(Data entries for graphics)
☆ ☆ ☆ ☆ ☆

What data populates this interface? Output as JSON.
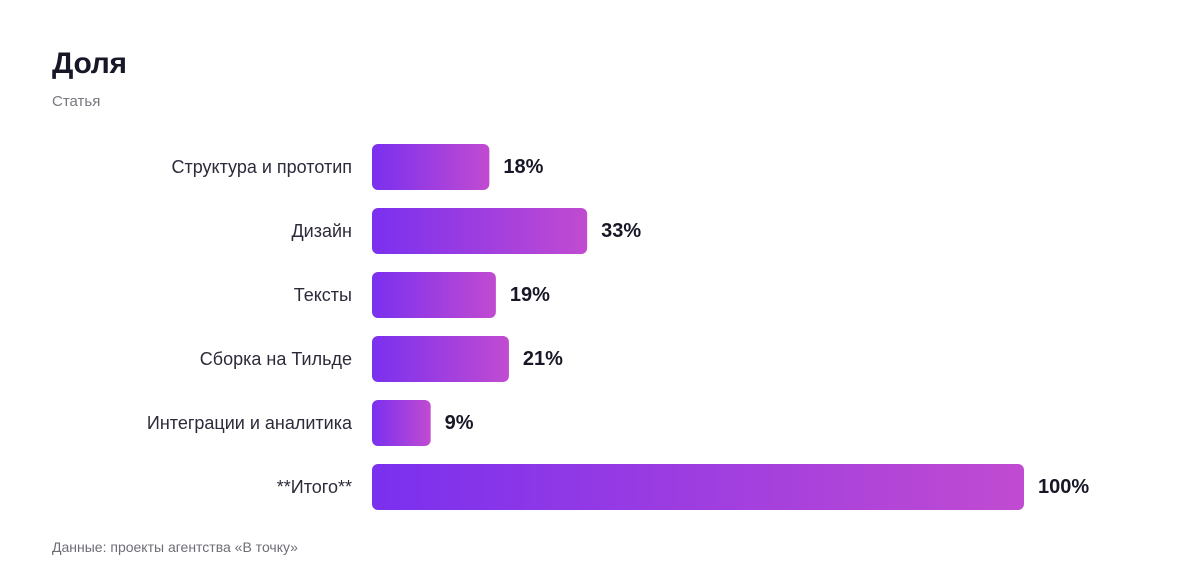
{
  "header": {
    "title": "Доля",
    "subtitle": "Статья"
  },
  "footer": {
    "source": "Данные: проекты агентства «В точку»"
  },
  "colors": {
    "bar_gradient_start": "#7a30ef",
    "bar_gradient_end": "#c14bd1",
    "category_text": "#2b2b3a",
    "value_text": "#171727"
  },
  "chart_data": {
    "type": "bar",
    "orientation": "horizontal",
    "categories": [
      "Структура и прототип",
      "Дизайн",
      "Тексты",
      "Сборка на Тильде",
      "Интеграции и аналитика",
      "**Итого**"
    ],
    "values": [
      18,
      33,
      19,
      21,
      9,
      100
    ],
    "value_labels": [
      "18%",
      "33%",
      "19%",
      "21%",
      "9%",
      "100%"
    ],
    "unit": "%",
    "xlim": [
      0,
      100
    ],
    "grid": false,
    "legend": "none"
  }
}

☆ ☆ ☆ ☆ ☆

= Given task =
Repeat each entry exactly as given; no pictures belong in the copy.

= Solution to this problem =
What data populates this interface? Output as JSON.
{
  "header": {
    "title": "Доля",
    "subtitle": "Статья"
  },
  "footer": {
    "source": "Данные: проекты агентства «В точку»"
  },
  "colors": {
    "bar_gradient_start": "#7a30ef",
    "bar_gradient_end": "#c14bd1",
    "category_text": "#2b2b3a",
    "value_text": "#171727"
  },
  "chart_data": {
    "type": "bar",
    "orientation": "horizontal",
    "categories": [
      "Структура и прототип",
      "Дизайн",
      "Тексты",
      "Сборка на Тильде",
      "Интеграции и аналитика",
      "**Итого**"
    ],
    "values": [
      18,
      33,
      19,
      21,
      9,
      100
    ],
    "value_labels": [
      "18%",
      "33%",
      "19%",
      "21%",
      "9%",
      "100%"
    ],
    "unit": "%",
    "xlim": [
      0,
      100
    ],
    "grid": false,
    "legend": "none"
  }
}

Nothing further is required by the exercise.